◆ **Work to do**
Restate all the material verbatim, except for the pictures.

(Data excerpts)
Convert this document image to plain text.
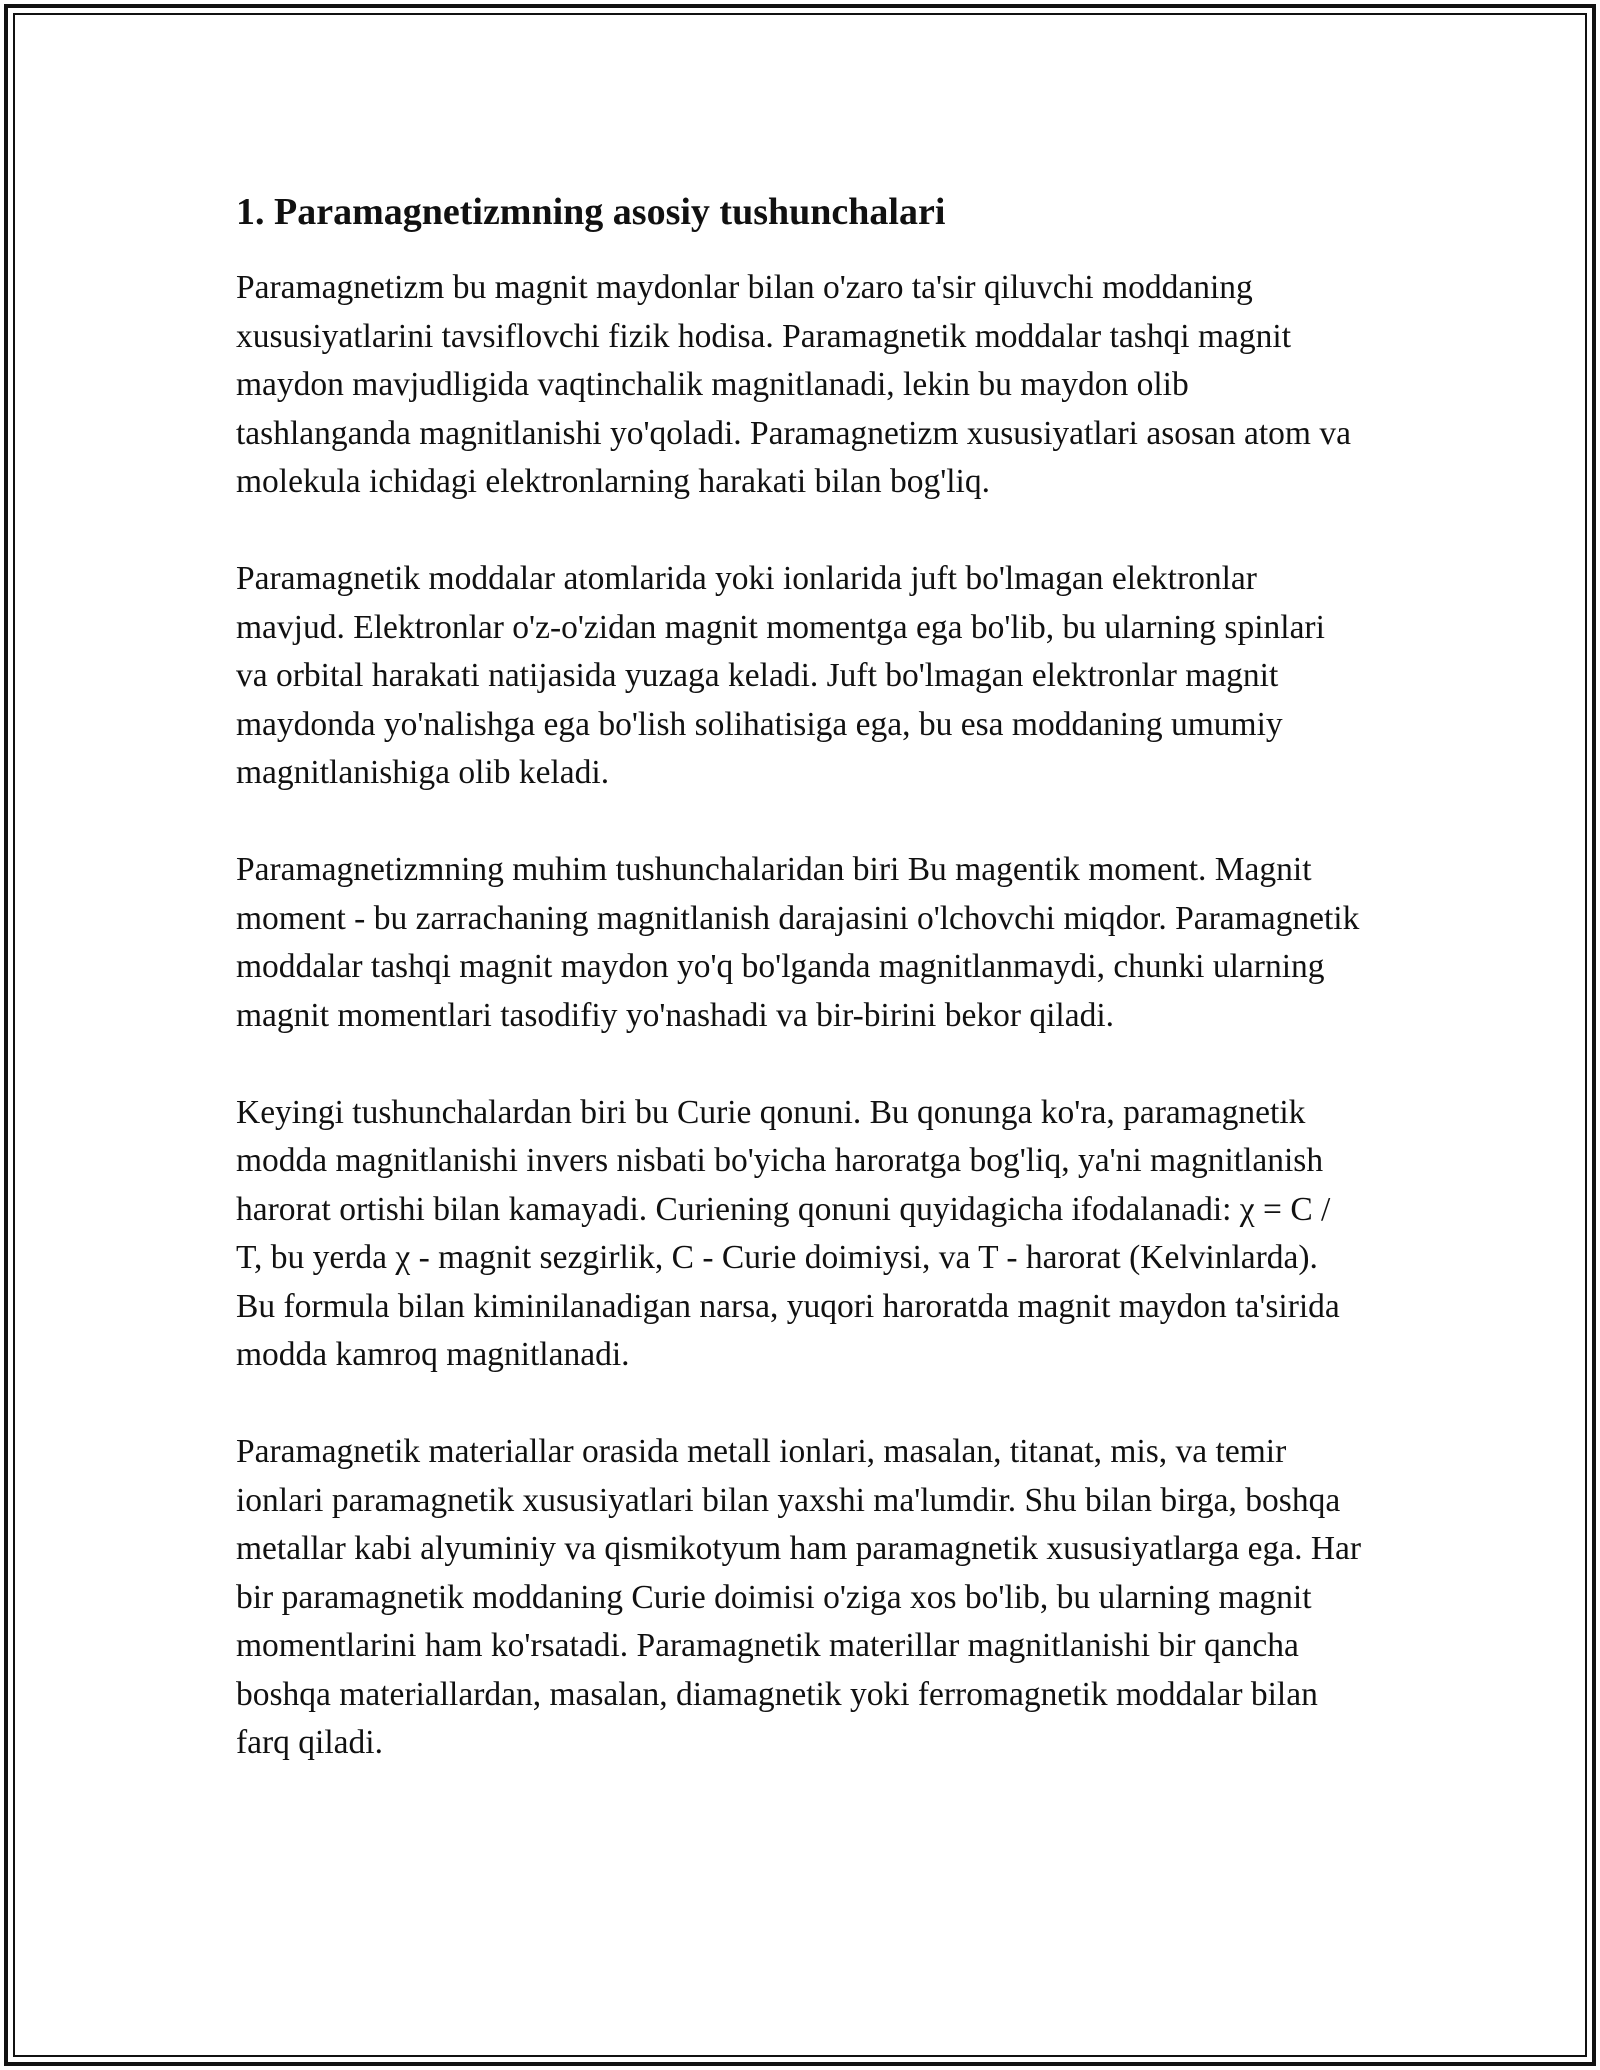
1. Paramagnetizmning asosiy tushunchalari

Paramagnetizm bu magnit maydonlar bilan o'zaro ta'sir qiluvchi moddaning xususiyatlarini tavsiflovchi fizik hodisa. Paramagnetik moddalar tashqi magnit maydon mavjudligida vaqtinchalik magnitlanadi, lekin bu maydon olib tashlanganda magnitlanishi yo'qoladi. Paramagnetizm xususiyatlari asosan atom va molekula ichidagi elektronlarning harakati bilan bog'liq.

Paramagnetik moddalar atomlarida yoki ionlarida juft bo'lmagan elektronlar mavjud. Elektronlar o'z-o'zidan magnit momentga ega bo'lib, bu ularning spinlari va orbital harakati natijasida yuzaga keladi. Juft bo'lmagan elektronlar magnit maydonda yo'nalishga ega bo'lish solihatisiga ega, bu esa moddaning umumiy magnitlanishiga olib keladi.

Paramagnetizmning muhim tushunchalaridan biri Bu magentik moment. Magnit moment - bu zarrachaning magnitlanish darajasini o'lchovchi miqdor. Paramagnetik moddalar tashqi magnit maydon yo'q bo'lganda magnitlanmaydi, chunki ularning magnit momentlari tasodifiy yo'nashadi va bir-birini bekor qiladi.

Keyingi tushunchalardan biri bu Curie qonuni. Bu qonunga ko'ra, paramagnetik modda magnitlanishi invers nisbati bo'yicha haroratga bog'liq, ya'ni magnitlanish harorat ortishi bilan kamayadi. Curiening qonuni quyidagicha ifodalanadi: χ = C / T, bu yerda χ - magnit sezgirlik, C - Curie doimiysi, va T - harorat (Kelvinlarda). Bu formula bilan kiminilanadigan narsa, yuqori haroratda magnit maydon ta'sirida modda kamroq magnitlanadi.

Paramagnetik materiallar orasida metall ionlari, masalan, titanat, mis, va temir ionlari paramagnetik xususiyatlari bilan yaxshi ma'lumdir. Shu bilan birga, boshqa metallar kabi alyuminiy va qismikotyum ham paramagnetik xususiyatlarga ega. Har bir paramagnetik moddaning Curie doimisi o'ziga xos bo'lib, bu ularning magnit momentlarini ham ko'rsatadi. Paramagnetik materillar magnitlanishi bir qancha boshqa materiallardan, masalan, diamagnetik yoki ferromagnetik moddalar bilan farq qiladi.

◆ **Expected answer**
Convert this document image to plain text.
1. Paramagnetizmning asosiy tushunchalari

Paramagnetizm bu magnit maydonlar bilan o'zaro ta'sir qiluvchi moddaning xususiyatlarini tavsiflovchi fizik hodisa. Paramagnetik moddalar tashqi magnit maydon mavjudligida vaqtinchalik magnitlanadi, lekin bu maydon olib tashlanganda magnitlanishi yo'qoladi. Paramagnetizm xususiyatlari asosan atom va molekula ichidagi elektronlarning harakati bilan bog'liq.

Paramagnetik moddalar atomlarida yoki ionlarida juft bo'lmagan elektronlar mavjud. Elektronlar o'z-o'zidan magnit momentga ega bo'lib, bu ularning spinlari va orbital harakati natijasida yuzaga keladi. Juft bo'lmagan elektronlar magnit maydonda yo'nalishga ega bo'lish solihatisiga ega, bu esa moddaning umumiy magnitlanishiga olib keladi.

Paramagnetizmning muhim tushunchalaridan biri Bu magentik moment. Magnit moment - bu zarrachaning magnitlanish darajasini o'lchovchi miqdor. Paramagnetik moddalar tashqi magnit maydon yo'q bo'lganda magnitlanmaydi, chunki ularning magnit momentlari tasodifiy yo'nashadi va bir-birini bekor qiladi.

Keyingi tushunchalardan biri bu Curie qonuni. Bu qonunga ko'ra, paramagnetik modda magnitlanishi invers nisbati bo'yicha haroratga bog'liq, ya'ni magnitlanish harorat ortishi bilan kamayadi. Curiening qonuni quyidagicha ifodalanadi: χ = C / T, bu yerda χ - magnit sezgirlik, C - Curie doimiysi, va T - harorat (Kelvinlarda). Bu formula bilan kiminilanadigan narsa, yuqori haroratda magnit maydon ta'sirida modda kamroq magnitlanadi.

Paramagnetik materiallar orasida metall ionlari, masalan, titanat, mis, va temir ionlari paramagnetik xususiyatlari bilan yaxshi ma'lumdir. Shu bilan birga, boshqa metallar kabi alyuminiy va qismikotyum ham paramagnetik xususiyatlarga ega. Har bir paramagnetik moddaning Curie doimisi o'ziga xos bo'lib, bu ularning magnit momentlarini ham ko'rsatadi. Paramagnetik materillar magnitlanishi bir qancha boshqa materiallardan, masalan, diamagnetik yoki ferromagnetik moddalar bilan farq qiladi.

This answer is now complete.